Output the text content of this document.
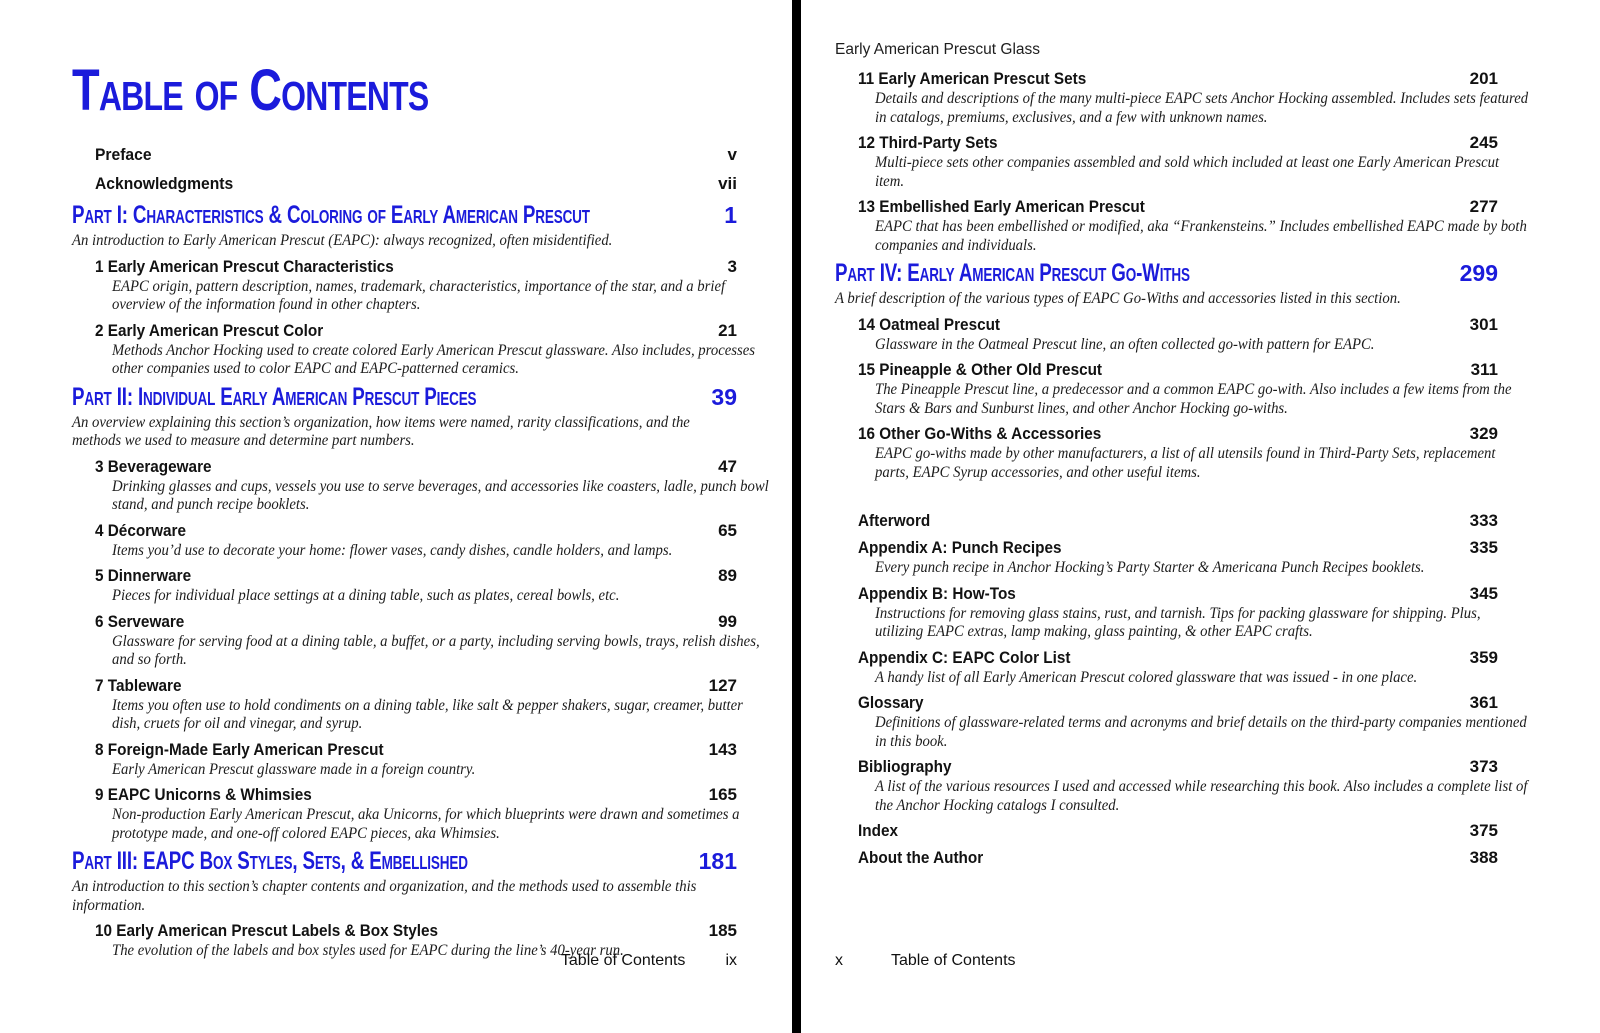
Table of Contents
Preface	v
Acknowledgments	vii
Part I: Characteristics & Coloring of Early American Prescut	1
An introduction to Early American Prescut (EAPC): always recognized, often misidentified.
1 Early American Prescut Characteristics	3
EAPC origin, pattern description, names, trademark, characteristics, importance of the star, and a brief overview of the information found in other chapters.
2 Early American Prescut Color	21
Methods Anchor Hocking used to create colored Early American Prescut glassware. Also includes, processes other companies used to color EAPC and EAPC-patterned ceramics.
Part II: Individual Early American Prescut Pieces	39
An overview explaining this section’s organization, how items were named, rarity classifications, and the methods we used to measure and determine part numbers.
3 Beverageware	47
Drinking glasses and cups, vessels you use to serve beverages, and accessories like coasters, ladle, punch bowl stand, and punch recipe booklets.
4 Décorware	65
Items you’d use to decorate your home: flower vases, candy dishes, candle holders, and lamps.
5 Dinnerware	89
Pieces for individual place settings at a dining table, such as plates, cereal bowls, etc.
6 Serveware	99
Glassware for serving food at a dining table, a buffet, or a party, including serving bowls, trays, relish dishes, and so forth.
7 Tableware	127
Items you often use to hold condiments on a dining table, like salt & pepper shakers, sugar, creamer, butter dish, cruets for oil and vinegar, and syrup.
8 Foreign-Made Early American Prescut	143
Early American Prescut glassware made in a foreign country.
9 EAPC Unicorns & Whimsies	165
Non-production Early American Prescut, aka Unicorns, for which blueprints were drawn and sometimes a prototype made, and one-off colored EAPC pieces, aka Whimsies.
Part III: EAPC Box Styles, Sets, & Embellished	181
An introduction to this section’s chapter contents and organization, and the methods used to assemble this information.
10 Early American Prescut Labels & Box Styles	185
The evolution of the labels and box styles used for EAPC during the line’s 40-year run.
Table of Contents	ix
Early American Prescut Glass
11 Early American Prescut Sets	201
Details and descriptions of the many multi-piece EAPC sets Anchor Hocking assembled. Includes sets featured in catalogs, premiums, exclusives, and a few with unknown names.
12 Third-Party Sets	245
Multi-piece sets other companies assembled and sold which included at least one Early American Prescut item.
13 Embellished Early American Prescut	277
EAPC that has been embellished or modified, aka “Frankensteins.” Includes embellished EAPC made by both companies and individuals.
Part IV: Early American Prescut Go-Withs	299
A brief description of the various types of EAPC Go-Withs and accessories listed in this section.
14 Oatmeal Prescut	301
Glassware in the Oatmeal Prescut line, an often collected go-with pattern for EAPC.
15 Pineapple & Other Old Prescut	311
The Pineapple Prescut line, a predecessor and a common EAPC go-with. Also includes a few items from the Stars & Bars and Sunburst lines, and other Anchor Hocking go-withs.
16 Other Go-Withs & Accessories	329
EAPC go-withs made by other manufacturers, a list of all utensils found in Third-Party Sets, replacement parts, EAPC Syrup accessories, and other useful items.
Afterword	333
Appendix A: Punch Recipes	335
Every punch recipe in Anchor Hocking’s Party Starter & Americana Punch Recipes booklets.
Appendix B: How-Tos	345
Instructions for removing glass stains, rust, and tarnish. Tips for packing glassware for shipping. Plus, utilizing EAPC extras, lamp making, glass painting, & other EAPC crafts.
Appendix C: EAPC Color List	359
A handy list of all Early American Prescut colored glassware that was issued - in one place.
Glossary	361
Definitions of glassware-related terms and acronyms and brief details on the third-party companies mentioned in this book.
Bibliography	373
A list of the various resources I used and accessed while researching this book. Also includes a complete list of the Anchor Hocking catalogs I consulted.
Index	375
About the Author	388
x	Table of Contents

□ □ □ □ □ □ □

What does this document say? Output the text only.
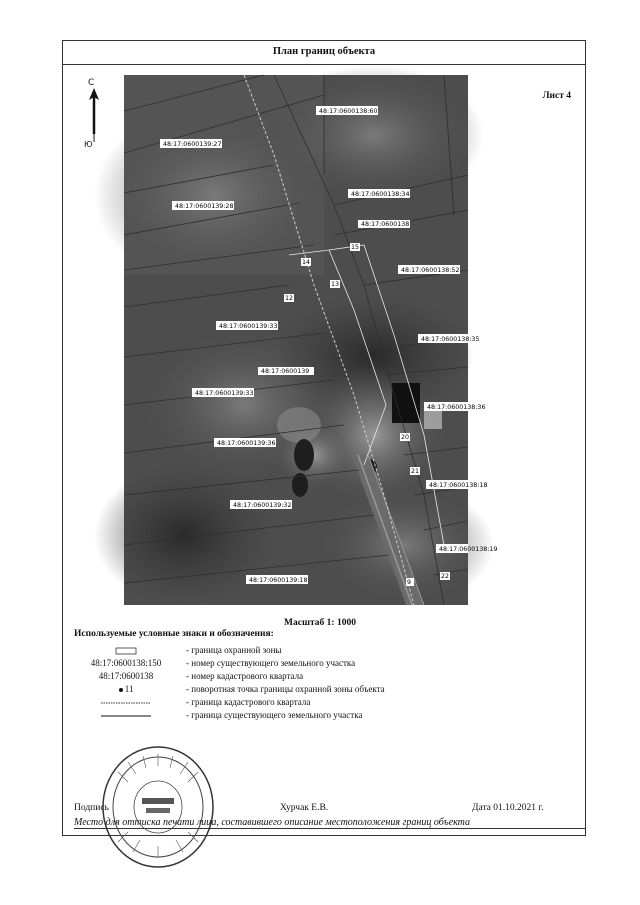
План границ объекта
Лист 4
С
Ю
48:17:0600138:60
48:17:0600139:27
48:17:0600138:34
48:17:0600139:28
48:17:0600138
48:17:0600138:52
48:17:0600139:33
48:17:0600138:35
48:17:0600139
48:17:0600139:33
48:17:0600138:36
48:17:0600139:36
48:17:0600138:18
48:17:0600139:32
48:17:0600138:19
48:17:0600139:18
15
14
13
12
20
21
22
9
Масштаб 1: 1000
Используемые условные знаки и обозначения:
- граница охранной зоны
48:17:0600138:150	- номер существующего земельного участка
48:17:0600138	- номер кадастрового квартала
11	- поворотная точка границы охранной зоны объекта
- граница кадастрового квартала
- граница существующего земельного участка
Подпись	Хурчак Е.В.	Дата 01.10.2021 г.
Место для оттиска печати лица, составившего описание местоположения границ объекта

□ □ □ □ □ □ □

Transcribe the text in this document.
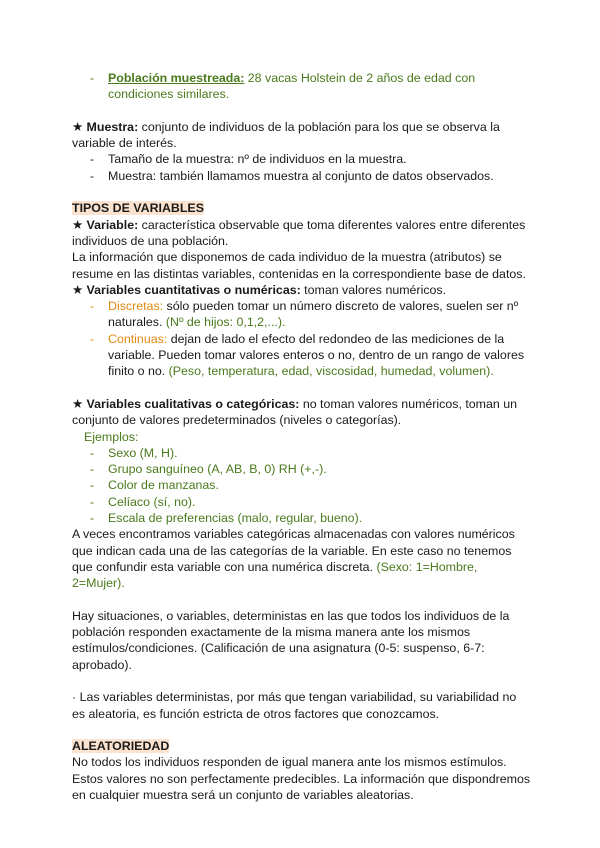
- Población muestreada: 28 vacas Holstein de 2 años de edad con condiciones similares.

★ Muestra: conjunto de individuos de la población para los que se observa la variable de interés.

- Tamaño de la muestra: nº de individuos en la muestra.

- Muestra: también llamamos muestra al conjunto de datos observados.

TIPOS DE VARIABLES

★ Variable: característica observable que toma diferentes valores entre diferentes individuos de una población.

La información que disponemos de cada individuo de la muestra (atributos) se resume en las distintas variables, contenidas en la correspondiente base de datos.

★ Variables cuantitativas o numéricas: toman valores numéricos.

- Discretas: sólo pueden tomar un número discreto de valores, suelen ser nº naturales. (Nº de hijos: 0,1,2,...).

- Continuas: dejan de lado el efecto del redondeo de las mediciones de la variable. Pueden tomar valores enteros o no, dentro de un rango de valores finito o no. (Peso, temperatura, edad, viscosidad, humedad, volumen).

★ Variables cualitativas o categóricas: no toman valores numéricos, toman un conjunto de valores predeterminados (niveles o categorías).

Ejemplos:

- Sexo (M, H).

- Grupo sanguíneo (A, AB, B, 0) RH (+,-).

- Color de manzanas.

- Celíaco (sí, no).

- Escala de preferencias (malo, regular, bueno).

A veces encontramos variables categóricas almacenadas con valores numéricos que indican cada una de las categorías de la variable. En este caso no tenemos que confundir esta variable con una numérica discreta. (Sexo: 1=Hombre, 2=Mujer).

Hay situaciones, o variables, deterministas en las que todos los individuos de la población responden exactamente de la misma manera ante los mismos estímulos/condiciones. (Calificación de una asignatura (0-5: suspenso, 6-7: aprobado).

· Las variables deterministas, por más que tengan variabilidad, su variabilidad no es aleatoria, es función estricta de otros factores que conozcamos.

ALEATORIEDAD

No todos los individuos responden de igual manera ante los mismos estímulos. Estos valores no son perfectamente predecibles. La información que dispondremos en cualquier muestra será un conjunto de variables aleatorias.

□ □ □ □ □ □ □

# [Work instructions]
Count the lines that hold the string "граница" and state that number alone.

# [Task output]
3